— Start of Input for this task —
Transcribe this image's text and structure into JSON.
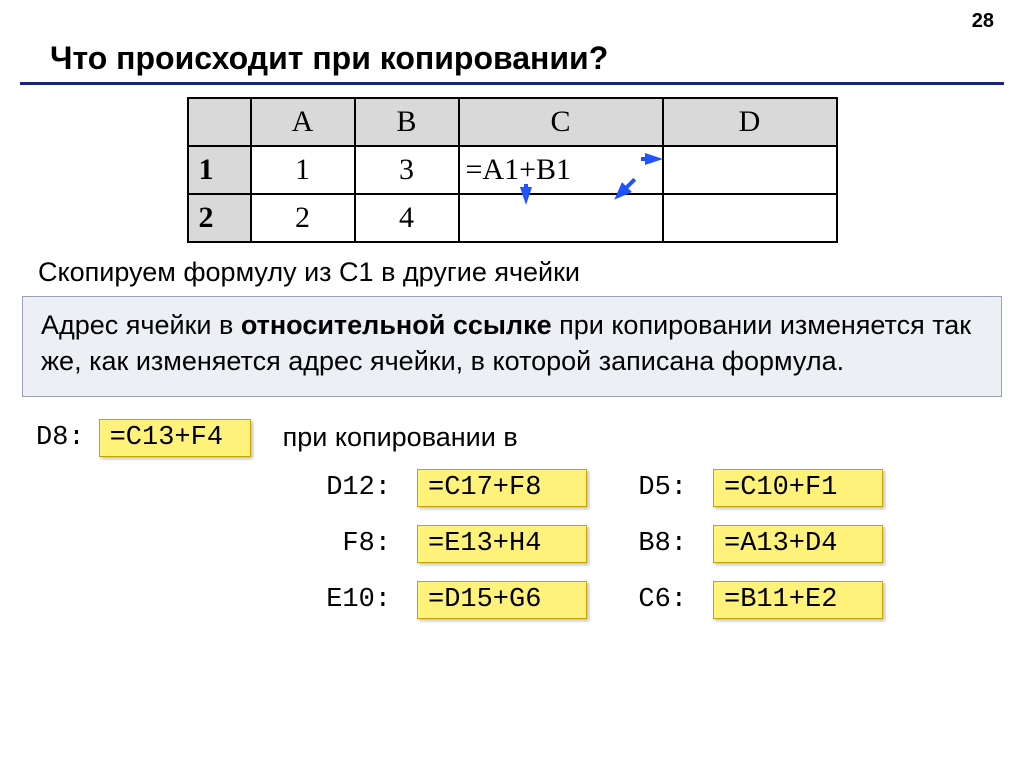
{
  "page_number": "28",
  "title": "Что происходит при копировании?",
  "table": {
    "columns": [
      "A",
      "B",
      "C",
      "D"
    ],
    "rows": [
      {
        "hdr": "1",
        "a": "1",
        "b": "3",
        "c": "=A1+B1",
        "d": ""
      },
      {
        "hdr": "2",
        "a": "2",
        "b": "4",
        "c": "",
        "d": ""
      }
    ]
  },
  "body_text": "Скопируем формулу из С1 в другие ячейки",
  "info_box": {
    "pre": "Адрес ячейки в ",
    "bold": "относительной ссылке",
    "post": " при копировании изменяется так же, как изменяется адрес ячейки, в которой записана формула."
  },
  "source": {
    "label": "D8:",
    "formula": "=C13+F4",
    "tail": "при копировании в"
  },
  "results": [
    {
      "cell": "D12:",
      "formula": "=C17+F8"
    },
    {
      "cell": "D5:",
      "formula": "=C10+F1"
    },
    {
      "cell": "F8:",
      "formula": "=E13+H4"
    },
    {
      "cell": "B8:",
      "formula": "=A13+D4"
    },
    {
      "cell": "E10:",
      "formula": "=D15+G6"
    },
    {
      "cell": "C6:",
      "formula": "=B11+E2"
    }
  ]
}
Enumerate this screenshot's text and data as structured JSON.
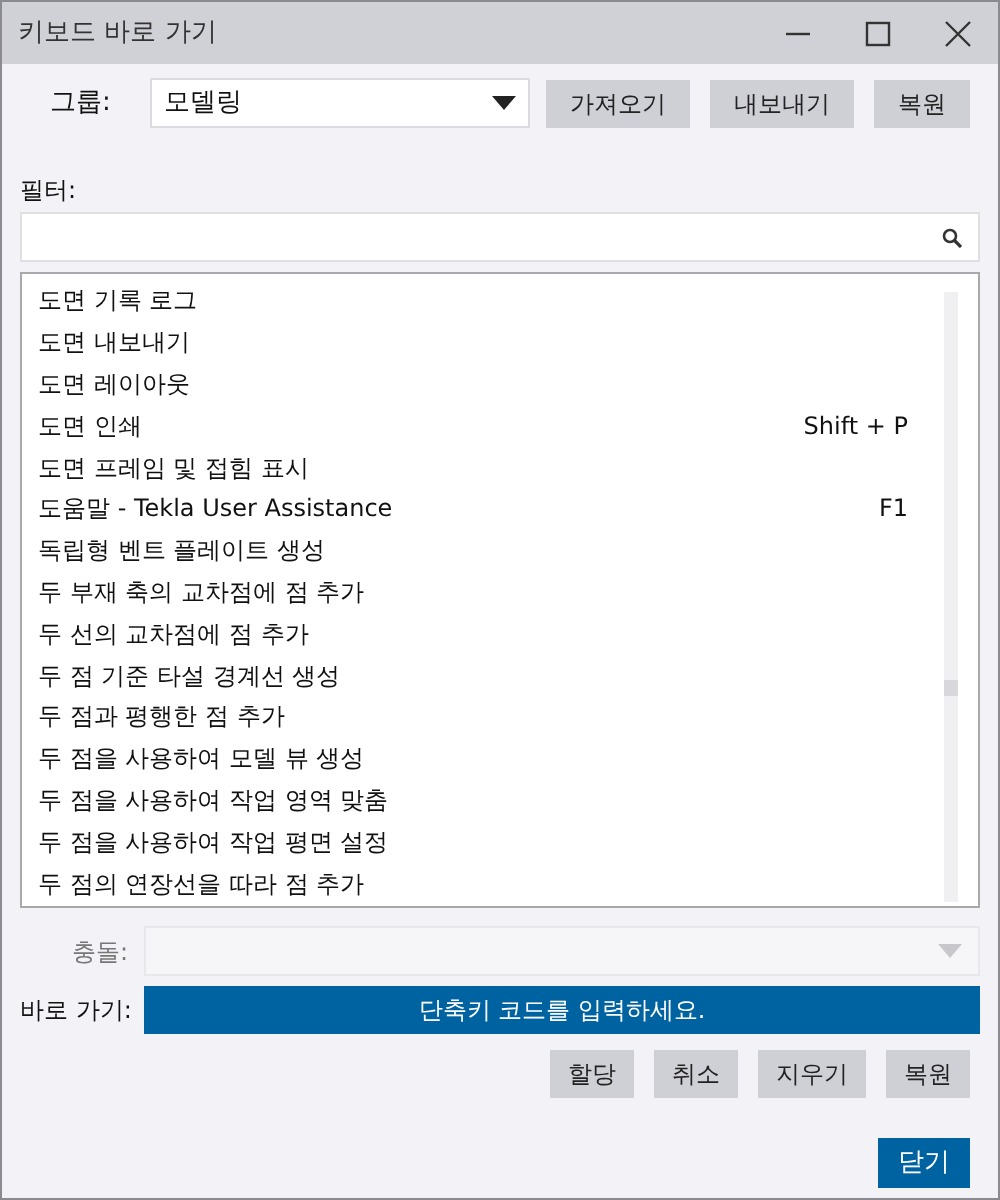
{
  "window": {
    "title": "키보드 바로 가기"
  },
  "group": {
    "label": "그룹:",
    "value": "모델링",
    "buttons": [
      "가져오기",
      "내보내기",
      "복원"
    ]
  },
  "filter": {
    "label": "필터:"
  },
  "commands": [
    {
      "name": "도면 기록 로그"
    },
    {
      "name": "도면 내보내기"
    },
    {
      "name": "도면 레이아웃"
    },
    {
      "name": "도면 인쇄",
      "shortcut": "Shift + P"
    },
    {
      "name": "도면 프레임 및 접힘 표시"
    },
    {
      "name": "도움말 - Tekla User Assistance",
      "shortcut": "F1"
    },
    {
      "name": "독립형 벤트 플레이트 생성"
    },
    {
      "name": "두 부재 축의 교차점에 점 추가"
    },
    {
      "name": "두 선의 교차점에 점 추가"
    },
    {
      "name": "두 점 기준 타설 경계선 생성"
    },
    {
      "name": "두 점과 평행한 점 추가"
    },
    {
      "name": "두 점을 사용하여 모델 뷰 생성"
    },
    {
      "name": "두 점을 사용하여 작업 영역 맞춤"
    },
    {
      "name": "두 점을 사용하여 작업 평면 설정"
    },
    {
      "name": "두 점의 연장선을 따라 점 추가"
    }
  ],
  "conflict": {
    "label": "충돌:",
    "disabled": true
  },
  "shortcut": {
    "label": "바로 가기:",
    "prompt": "단축키 코드를 입력하세요."
  },
  "shortcut_buttons": [
    "할당",
    "취소",
    "지우기",
    "복원"
  ],
  "close_button": "닫기"
}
— End of Input for this task —
● **What is asked**:
Transcribe every record above exactly as written, leaving out any pictures.

● **Output**:
Transcribe this image's text and structure into JSON.
{
  "page_number": "28",
  "title": "Что происходит при копировании?",
  "table": {
    "columns": [
      "A",
      "B",
      "C",
      "D"
    ],
    "rows": [
      {
        "hdr": "1",
        "a": "1",
        "b": "3",
        "c": "=A1+B1",
        "d": ""
      },
      {
        "hdr": "2",
        "a": "2",
        "b": "4",
        "c": "",
        "d": ""
      }
    ]
  },
  "body_text": "Скопируем формулу из С1 в другие ячейки",
  "info_box": {
    "pre": "Адрес ячейки в ",
    "bold": "относительной ссылке",
    "post": " при копировании изменяется так же, как изменяется адрес ячейки, в которой записана формула."
  },
  "source": {
    "label": "D8:",
    "formula": "=C13+F4",
    "tail": "при копировании в"
  },
  "results": [
    {
      "cell": "D12:",
      "formula": "=C17+F8"
    },
    {
      "cell": "D5:",
      "formula": "=C10+F1"
    },
    {
      "cell": "F8:",
      "formula": "=E13+H4"
    },
    {
      "cell": "B8:",
      "formula": "=A13+D4"
    },
    {
      "cell": "E10:",
      "formula": "=D15+G6"
    },
    {
      "cell": "C6:",
      "formula": "=B11+E2"
    }
  ]
}
Enumerate this screenshot's text and data as structured JSON.
{
  "window": {
    "title": "키보드 바로 가기"
  },
  "group": {
    "label": "그룹:",
    "value": "모델링",
    "buttons": [
      "가져오기",
      "내보내기",
      "복원"
    ]
  },
  "filter": {
    "label": "필터:"
  },
  "commands": [
    {
      "name": "도면 기록 로그"
    },
    {
      "name": "도면 내보내기"
    },
    {
      "name": "도면 레이아웃"
    },
    {
      "name": "도면 인쇄",
      "shortcut": "Shift + P"
    },
    {
      "name": "도면 프레임 및 접힘 표시"
    },
    {
      "name": "도움말 - Tekla User Assistance",
      "shortcut": "F1"
    },
    {
      "name": "독립형 벤트 플레이트 생성"
    },
    {
      "name": "두 부재 축의 교차점에 점 추가"
    },
    {
      "name": "두 선의 교차점에 점 추가"
    },
    {
      "name": "두 점 기준 타설 경계선 생성"
    },
    {
      "name": "두 점과 평행한 점 추가"
    },
    {
      "name": "두 점을 사용하여 모델 뷰 생성"
    },
    {
      "name": "두 점을 사용하여 작업 영역 맞춤"
    },
    {
      "name": "두 점을 사용하여 작업 평면 설정"
    },
    {
      "name": "두 점의 연장선을 따라 점 추가"
    }
  ],
  "conflict": {
    "label": "충돌:",
    "disabled": true
  },
  "shortcut": {
    "label": "바로 가기:",
    "prompt": "단축키 코드를 입력하세요."
  },
  "shortcut_buttons": [
    "할당",
    "취소",
    "지우기",
    "복원"
  ],
  "close_button": "닫기"
}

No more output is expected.